* Begin MATERIAL FOR THIS TASK *

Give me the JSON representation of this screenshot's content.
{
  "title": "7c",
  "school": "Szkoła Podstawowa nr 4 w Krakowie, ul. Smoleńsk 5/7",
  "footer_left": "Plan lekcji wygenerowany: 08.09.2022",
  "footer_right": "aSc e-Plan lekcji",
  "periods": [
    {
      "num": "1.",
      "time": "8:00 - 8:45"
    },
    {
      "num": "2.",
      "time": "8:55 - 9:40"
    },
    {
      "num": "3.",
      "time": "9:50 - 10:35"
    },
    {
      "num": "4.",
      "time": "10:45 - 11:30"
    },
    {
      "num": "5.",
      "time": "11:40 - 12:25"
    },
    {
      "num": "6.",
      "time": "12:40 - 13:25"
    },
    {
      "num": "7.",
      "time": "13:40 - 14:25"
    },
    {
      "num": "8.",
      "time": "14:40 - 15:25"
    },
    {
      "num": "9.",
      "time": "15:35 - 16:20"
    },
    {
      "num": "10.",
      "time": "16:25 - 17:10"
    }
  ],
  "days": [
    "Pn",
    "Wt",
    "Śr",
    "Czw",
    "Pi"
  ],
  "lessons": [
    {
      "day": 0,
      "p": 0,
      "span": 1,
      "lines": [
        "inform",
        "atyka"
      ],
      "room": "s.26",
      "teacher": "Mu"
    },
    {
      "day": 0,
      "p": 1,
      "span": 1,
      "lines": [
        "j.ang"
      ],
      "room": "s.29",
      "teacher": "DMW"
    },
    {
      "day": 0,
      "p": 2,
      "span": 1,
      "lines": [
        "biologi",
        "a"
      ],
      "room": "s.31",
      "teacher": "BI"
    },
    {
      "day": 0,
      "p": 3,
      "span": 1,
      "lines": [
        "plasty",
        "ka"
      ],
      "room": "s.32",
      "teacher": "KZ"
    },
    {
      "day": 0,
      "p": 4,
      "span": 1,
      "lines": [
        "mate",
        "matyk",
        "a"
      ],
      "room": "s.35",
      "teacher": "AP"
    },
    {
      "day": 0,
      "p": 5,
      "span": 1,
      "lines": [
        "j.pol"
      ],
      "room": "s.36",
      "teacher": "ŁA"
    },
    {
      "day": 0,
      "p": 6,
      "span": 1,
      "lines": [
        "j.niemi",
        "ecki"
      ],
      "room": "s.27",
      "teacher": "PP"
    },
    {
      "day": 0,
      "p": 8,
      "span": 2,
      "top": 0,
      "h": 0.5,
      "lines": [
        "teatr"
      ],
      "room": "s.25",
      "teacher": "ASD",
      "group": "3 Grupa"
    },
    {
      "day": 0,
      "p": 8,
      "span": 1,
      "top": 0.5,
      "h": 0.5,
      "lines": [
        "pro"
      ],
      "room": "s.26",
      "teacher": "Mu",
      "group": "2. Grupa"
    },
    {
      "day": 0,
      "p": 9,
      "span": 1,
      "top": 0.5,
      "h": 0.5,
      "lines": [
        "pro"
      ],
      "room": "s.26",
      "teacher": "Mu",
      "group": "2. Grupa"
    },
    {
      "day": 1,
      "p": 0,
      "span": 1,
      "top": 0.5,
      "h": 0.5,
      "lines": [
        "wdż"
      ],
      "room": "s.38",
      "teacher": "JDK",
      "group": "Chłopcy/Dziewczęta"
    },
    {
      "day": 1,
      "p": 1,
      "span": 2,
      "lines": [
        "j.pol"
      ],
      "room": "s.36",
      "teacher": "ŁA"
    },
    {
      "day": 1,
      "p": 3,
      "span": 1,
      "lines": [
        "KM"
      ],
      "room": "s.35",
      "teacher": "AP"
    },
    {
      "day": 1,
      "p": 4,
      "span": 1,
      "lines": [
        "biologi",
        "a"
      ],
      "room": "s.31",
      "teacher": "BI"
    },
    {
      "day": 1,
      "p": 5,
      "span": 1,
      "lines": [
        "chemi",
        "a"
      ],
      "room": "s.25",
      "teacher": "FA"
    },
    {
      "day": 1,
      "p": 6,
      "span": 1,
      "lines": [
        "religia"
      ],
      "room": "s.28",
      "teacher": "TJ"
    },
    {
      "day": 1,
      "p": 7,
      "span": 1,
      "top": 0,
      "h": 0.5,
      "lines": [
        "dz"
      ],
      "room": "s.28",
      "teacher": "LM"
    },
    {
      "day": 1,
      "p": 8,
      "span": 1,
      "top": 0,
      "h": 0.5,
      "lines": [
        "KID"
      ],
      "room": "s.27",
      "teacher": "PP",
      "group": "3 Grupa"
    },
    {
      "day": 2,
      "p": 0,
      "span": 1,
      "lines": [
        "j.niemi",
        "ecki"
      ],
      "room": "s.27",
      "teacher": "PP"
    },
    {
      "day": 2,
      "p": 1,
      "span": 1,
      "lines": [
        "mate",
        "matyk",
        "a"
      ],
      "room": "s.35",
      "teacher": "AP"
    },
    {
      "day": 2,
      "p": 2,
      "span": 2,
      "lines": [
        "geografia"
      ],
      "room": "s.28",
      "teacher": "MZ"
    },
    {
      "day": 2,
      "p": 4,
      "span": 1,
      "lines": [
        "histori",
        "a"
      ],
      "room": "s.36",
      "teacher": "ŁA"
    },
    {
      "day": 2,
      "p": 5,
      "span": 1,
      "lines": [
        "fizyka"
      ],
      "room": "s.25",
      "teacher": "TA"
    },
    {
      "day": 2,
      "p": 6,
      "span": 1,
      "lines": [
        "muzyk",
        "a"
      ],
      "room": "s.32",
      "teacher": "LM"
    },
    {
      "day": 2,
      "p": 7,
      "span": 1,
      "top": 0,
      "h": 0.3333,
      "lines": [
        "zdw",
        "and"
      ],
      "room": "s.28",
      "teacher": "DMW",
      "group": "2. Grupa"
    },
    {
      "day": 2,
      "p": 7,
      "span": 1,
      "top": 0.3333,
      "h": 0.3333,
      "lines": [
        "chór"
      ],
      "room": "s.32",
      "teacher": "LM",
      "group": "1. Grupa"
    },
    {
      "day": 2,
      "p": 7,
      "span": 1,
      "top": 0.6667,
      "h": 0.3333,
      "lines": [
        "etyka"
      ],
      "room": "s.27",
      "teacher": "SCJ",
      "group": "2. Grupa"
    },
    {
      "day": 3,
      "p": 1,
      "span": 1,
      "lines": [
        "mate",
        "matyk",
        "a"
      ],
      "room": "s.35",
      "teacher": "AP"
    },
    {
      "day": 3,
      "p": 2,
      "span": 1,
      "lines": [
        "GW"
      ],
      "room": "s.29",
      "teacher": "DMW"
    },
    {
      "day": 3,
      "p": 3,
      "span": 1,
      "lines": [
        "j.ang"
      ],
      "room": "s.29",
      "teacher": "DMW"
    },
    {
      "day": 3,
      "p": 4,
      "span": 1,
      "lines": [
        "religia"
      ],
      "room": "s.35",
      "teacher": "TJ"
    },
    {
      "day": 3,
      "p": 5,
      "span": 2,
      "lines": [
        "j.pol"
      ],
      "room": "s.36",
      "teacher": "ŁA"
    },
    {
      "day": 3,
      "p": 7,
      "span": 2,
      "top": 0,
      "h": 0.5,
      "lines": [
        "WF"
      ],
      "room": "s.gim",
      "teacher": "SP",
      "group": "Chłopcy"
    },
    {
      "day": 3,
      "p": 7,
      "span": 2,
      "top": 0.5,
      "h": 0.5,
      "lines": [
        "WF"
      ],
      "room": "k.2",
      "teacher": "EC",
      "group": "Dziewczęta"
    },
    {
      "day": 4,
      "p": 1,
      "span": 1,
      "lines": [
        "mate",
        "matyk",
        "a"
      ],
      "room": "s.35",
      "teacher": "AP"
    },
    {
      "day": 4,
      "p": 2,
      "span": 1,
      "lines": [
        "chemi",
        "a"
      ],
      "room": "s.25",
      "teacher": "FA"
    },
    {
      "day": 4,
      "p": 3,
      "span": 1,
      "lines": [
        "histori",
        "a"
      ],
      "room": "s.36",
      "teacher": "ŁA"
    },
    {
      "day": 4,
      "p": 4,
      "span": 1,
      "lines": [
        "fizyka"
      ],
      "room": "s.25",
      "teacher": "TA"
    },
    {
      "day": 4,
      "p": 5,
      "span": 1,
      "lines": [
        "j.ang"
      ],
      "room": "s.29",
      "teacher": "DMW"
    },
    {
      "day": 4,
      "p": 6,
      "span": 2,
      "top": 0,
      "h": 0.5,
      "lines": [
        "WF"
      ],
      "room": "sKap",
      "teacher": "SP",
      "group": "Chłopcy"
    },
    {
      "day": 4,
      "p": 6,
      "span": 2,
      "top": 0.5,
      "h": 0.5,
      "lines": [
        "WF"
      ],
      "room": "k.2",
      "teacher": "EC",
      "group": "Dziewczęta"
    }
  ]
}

* End MATERIAL FOR THIS TASK *

> _OBJECTIVE_: Among the lines of the data above, count those holding "Plan" and state only the number.

> _COMPLETED TASK_: 2